** DOCUMENT PASSAGE **

Bluetooth Low Energy (BLE) relates to Bluetooth wireless radio technology. It has been designed for low-power and low latency applications for wireless devices within short range. Today, BLE applications can be found from healthcare, fitness, security, smart energy, industrial automation and home entertainment. However, BLE is not limited only those, but increasingly more new application utilizing BLE technology are designed.
The difference between BLE and classic Bluetooth is that the BLE devices consume remarkably less power for communication than classic Bluetooth devices. In addition, the BLE is able to start the data transmission much quicker than the classic Bluetooth. This makes it possible to have BLE devices constantly on and to communicate intermittently with other devices.
In BLE technology, one or more so called slave devices can be connected to a master device. To let the master know about the slave devices before connection, the slave devices (or at that point “advertisers”) periodically, at pseudo-random intervals, pass advertisement packets which the master device (also known as scanner device, i.e., “scanner”) is scanning. Depending on the type of advertisement packet sent by a slave device, the master device may respond to the received advertisement packet by requesting a connection with the slave device, or may respond by requesting further information from the advertising device.
The BLE specification (Bluetooth Specification Versions 4.0, 4.1, 4.2) requires that individual BLE advertisement packets be transmitted periodically from a BLE advertising device in advertising mode at T_advEvent intervals. T_advEvent consists of two components, advInterval which is a fixed time value, and advDelay which is a pseudorandom delay time for adding pseudorandom jitter of from 0 to 10 milliseconds. Conventional devices scanning for transmitted advertisements packets do not know what pseudorandom delay time value (advDelay) is being added to the regular time interval value (advInterval) for any given packet. Therefore, after receiving an advertisement packet, a conventional scanning device must scan continuously to receive the next advertisement packet, which consumes large amounts of power.

** TASK REQUIREMENTS **
From the passage on Bluetooth Low Energy, list every field it names where BLE applications can be found today. The material that comes next is from a separate source.

** ENTRIES SUPPLIED **

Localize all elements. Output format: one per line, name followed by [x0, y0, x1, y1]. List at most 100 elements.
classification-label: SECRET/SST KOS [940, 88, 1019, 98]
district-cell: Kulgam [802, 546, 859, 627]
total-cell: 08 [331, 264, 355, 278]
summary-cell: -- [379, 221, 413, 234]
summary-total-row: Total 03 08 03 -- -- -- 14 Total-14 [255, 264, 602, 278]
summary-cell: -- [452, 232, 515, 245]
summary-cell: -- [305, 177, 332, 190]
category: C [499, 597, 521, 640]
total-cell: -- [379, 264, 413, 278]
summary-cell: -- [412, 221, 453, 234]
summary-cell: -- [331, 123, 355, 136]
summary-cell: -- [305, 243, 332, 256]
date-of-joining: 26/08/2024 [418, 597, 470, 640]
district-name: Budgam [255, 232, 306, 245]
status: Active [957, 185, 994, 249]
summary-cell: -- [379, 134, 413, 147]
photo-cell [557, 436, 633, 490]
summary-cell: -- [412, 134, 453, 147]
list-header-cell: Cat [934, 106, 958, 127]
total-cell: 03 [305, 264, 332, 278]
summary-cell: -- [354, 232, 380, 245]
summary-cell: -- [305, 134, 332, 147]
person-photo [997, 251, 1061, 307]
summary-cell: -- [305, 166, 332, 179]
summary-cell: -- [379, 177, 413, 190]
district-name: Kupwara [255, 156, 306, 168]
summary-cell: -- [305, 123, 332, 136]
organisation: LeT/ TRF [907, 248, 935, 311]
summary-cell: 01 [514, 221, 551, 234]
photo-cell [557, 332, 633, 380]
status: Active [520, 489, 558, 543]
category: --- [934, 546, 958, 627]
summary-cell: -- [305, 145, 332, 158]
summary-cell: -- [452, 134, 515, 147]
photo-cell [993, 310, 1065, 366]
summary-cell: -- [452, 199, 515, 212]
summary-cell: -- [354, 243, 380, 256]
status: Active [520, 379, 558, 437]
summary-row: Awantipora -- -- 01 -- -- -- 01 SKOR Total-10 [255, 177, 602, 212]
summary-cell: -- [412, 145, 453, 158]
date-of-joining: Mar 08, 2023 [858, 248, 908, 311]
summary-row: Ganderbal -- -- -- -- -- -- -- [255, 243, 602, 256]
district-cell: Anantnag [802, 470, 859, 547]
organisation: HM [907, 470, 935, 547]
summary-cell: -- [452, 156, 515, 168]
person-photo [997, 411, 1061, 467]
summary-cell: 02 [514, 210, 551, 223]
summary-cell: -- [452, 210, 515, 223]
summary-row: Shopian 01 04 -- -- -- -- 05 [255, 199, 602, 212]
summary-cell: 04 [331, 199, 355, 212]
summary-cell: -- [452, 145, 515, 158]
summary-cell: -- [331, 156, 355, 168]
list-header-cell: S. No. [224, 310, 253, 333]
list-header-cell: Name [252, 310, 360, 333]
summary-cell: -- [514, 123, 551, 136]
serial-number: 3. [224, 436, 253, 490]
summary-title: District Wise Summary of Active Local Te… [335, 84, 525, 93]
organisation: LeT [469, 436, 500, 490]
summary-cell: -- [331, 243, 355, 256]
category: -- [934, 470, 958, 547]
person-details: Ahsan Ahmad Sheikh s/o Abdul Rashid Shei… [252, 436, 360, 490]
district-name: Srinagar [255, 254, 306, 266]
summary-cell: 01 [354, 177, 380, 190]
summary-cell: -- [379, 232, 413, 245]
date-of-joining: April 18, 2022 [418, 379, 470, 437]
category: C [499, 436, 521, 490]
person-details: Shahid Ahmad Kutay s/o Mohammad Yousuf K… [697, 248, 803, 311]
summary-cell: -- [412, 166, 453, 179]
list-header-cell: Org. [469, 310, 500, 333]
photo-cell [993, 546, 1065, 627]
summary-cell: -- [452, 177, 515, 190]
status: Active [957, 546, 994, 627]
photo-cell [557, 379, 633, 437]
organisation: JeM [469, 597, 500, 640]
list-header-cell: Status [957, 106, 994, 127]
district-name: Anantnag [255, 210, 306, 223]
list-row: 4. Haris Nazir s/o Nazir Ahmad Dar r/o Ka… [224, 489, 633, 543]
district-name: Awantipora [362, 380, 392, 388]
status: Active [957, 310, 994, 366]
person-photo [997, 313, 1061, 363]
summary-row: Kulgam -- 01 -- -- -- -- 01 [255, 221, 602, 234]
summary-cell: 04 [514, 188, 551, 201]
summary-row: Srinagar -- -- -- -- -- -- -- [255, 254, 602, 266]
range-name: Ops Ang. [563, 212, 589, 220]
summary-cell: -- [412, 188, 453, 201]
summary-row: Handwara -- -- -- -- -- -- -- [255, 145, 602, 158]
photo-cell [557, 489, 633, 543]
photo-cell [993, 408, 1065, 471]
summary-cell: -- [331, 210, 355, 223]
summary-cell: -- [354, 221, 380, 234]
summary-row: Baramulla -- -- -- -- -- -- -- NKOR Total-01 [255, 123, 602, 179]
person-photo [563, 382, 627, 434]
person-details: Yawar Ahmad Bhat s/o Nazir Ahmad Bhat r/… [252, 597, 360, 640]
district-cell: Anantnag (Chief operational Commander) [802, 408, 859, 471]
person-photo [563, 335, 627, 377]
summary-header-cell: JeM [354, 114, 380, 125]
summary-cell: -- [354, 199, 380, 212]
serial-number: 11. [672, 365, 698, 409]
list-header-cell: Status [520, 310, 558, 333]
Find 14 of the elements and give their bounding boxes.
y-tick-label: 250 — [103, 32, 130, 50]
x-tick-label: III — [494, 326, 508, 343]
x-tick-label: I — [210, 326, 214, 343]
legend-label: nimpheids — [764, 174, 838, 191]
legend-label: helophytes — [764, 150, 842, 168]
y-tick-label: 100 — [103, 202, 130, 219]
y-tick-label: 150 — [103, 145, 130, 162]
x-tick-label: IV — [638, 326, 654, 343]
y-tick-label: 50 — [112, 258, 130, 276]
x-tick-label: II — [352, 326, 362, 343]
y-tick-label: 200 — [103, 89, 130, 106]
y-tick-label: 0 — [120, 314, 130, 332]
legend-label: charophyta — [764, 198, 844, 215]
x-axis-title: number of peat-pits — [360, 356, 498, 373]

** RESULT OF THE EXERCISE **
Healthcare, fitness, security, smart energy, industrial automation, home entertainment